* **Data section**:
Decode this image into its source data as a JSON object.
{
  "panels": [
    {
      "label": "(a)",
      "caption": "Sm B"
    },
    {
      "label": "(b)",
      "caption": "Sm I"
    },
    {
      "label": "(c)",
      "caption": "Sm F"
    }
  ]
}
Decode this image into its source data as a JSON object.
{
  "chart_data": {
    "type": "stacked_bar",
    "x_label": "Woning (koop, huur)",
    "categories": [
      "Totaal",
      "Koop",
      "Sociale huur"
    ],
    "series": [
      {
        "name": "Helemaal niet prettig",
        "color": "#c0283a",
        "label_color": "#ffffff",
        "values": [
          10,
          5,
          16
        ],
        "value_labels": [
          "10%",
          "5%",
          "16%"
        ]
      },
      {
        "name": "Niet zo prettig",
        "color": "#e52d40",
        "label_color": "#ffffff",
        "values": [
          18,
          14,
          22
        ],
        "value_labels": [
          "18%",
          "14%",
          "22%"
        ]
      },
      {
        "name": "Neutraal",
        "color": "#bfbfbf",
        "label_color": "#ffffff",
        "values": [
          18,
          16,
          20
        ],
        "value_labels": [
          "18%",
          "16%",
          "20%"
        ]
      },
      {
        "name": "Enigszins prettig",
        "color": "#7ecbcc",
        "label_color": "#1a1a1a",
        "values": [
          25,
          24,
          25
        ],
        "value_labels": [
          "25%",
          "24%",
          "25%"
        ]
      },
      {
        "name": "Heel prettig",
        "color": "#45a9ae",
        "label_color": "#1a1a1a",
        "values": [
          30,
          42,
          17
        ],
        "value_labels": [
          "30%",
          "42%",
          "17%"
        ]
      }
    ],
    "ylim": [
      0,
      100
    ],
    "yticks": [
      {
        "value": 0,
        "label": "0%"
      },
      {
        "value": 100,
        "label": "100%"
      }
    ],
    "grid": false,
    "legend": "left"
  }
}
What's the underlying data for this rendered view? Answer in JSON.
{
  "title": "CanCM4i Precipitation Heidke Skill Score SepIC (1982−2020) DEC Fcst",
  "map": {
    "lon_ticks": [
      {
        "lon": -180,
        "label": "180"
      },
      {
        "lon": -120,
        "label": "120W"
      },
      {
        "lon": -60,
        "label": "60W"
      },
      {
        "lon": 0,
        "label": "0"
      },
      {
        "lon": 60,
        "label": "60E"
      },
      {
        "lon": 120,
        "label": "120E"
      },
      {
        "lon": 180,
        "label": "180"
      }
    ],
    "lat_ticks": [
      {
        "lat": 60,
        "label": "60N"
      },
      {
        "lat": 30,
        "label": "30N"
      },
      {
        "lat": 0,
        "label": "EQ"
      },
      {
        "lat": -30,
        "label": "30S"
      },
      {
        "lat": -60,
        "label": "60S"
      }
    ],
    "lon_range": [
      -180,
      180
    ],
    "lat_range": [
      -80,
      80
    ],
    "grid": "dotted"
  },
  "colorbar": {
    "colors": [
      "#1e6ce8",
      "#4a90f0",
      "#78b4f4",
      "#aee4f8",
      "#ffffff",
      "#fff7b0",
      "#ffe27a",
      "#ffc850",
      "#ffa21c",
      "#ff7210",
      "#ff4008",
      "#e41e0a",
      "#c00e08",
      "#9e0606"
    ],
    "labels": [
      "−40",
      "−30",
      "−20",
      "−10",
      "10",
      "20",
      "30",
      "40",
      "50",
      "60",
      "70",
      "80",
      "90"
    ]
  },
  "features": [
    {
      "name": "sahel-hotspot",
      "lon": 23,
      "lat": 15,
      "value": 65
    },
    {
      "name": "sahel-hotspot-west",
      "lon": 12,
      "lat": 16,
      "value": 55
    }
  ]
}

* **Description of the task**:
Check each line of the entries for the string "sahel". Copy the lines that have it.

* **Exercise solution**:
      "name": "sahel-hotspot",
      "name": "sahel-hotspot-west",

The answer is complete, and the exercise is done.